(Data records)
════════════════
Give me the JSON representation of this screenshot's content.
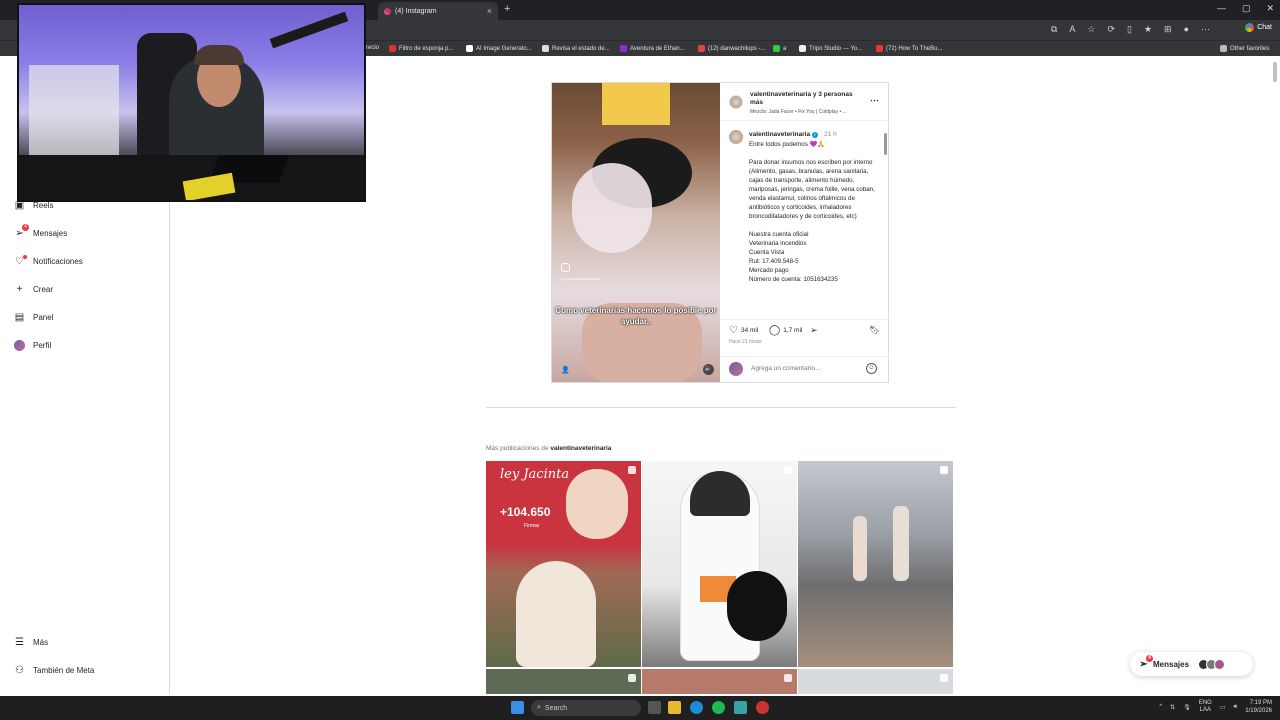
{
  "browser": {
    "active_tab": "(4) Instagram",
    "tab_close": "×",
    "new_tab": "+",
    "chat_label": "Chat",
    "other_favorites": "Other favorites",
    "bookmarks": [
      {
        "label": "recio"
      },
      {
        "label": "Filtro de esponja p..."
      },
      {
        "label": "AI Image Generato..."
      },
      {
        "label": "Revisa el estado de..."
      },
      {
        "label": "Aventura de Ethan..."
      },
      {
        "label": "(12) danwachilups -..."
      },
      {
        "label": "a"
      },
      {
        "label": "Tripo Studio --- Yo..."
      },
      {
        "label": "(72) How To TheBu..."
      }
    ]
  },
  "sidebar": {
    "items": [
      {
        "label": "Reels",
        "icon": "reels-icon"
      },
      {
        "label": "Mensajes",
        "icon": "messages-icon",
        "badge": "4"
      },
      {
        "label": "Notificaciones",
        "icon": "heart-icon"
      },
      {
        "label": "Crear",
        "icon": "plus-icon"
      },
      {
        "label": "Panel",
        "icon": "dashboard-icon"
      },
      {
        "label": "Perfil",
        "icon": "avatar"
      }
    ],
    "bottom": [
      {
        "label": "Más",
        "icon": "menu-icon"
      },
      {
        "label": "También de Meta",
        "icon": "meta-icon"
      }
    ]
  },
  "post": {
    "header_title": "valentinaveterinaria y 3 personas más",
    "music": "Mezcla: Jada Facer • Fix You | Coldplay • ...",
    "media_caption": "Como veterinarias hacemos lo posible por ayudar..",
    "media_user_tag": "@VALENTINAVETERINARIA",
    "caption_user": "valentinaveterinaria",
    "caption_time": "21 h",
    "caption_text": "Entre todos podemos 💜🙏\n\nPara donar insumos nos escriben por interno\n(Alimento, gasas, branulas, arena sanitaria, cajas de transporte, alimento húmedo, mariposas, jeringas, crema foille, vena coban, venda elastamul, colirios oftalmicos de antibióticos y corticoides, inhaladores broncodilatadores y de corticoides, etc)\n\nNuestra cuenta oficial\nVeterinaria incendios\nCuenta Vista\nRut: 17.409.548-5\nMercado pago\nNúmero de cuenta: 1051634235",
    "likes": "34 mil",
    "comments": "1,7 mil",
    "posted": "Hace 21 horas",
    "comment_placeholder": "Agrega un comentario..."
  },
  "more": {
    "prefix": "Más publicaciones de",
    "user": "valentinaveterinaria"
  },
  "grid": {
    "c1_title": "ley Jacinta",
    "c1_count": "+104.650",
    "c1_sub": "Firmas"
  },
  "messages_pill": {
    "label": "Mensajes",
    "badge": "4"
  },
  "taskbar": {
    "search": "Search",
    "lang_top": "ENG",
    "lang_bottom": "LAA",
    "time": "7:19 PM",
    "date": "1/19/2026"
  },
  "colors": {
    "accent": "#0095f6",
    "notification": "#ff3040"
  }
}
════════════════
GOAL OF THE EXERCISE:
The records above should be reproduced exactly, with no pictures included.

OUTPUT:
Give me the JSON representation of this screenshot's content.
{
  "browser": {
    "active_tab": "(4) Instagram",
    "tab_close": "×",
    "new_tab": "+",
    "chat_label": "Chat",
    "other_favorites": "Other favorites",
    "bookmarks": [
      {
        "label": "recio"
      },
      {
        "label": "Filtro de esponja p..."
      },
      {
        "label": "AI Image Generato..."
      },
      {
        "label": "Revisa el estado de..."
      },
      {
        "label": "Aventura de Ethan..."
      },
      {
        "label": "(12) danwachilups -..."
      },
      {
        "label": "a"
      },
      {
        "label": "Tripo Studio --- Yo..."
      },
      {
        "label": "(72) How To TheBu..."
      }
    ]
  },
  "sidebar": {
    "items": [
      {
        "label": "Reels",
        "icon": "reels-icon"
      },
      {
        "label": "Mensajes",
        "icon": "messages-icon",
        "badge": "4"
      },
      {
        "label": "Notificaciones",
        "icon": "heart-icon"
      },
      {
        "label": "Crear",
        "icon": "plus-icon"
      },
      {
        "label": "Panel",
        "icon": "dashboard-icon"
      },
      {
        "label": "Perfil",
        "icon": "avatar"
      }
    ],
    "bottom": [
      {
        "label": "Más",
        "icon": "menu-icon"
      },
      {
        "label": "También de Meta",
        "icon": "meta-icon"
      }
    ]
  },
  "post": {
    "header_title": "valentinaveterinaria y 3 personas más",
    "music": "Mezcla: Jada Facer • Fix You | Coldplay • ...",
    "media_caption": "Como veterinarias hacemos lo posible por ayudar..",
    "media_user_tag": "@VALENTINAVETERINARIA",
    "caption_user": "valentinaveterinaria",
    "caption_time": "21 h",
    "caption_text": "Entre todos podemos 💜🙏\n\nPara donar insumos nos escriben por interno\n(Alimento, gasas, branulas, arena sanitaria, cajas de transporte, alimento húmedo, mariposas, jeringas, crema foille, vena coban, venda elastamul, colirios oftalmicos de antibióticos y corticoides, inhaladores broncodilatadores y de corticoides, etc)\n\nNuestra cuenta oficial\nVeterinaria incendios\nCuenta Vista\nRut: 17.409.548-5\nMercado pago\nNúmero de cuenta: 1051634235",
    "likes": "34 mil",
    "comments": "1,7 mil",
    "posted": "Hace 21 horas",
    "comment_placeholder": "Agrega un comentario..."
  },
  "more": {
    "prefix": "Más publicaciones de",
    "user": "valentinaveterinaria"
  },
  "grid": {
    "c1_title": "ley Jacinta",
    "c1_count": "+104.650",
    "c1_sub": "Firmas"
  },
  "messages_pill": {
    "label": "Mensajes",
    "badge": "4"
  },
  "taskbar": {
    "search": "Search",
    "lang_top": "ENG",
    "lang_bottom": "LAA",
    "time": "7:19 PM",
    "date": "1/19/2026"
  },
  "colors": {
    "accent": "#0095f6",
    "notification": "#ff3040"
  }
}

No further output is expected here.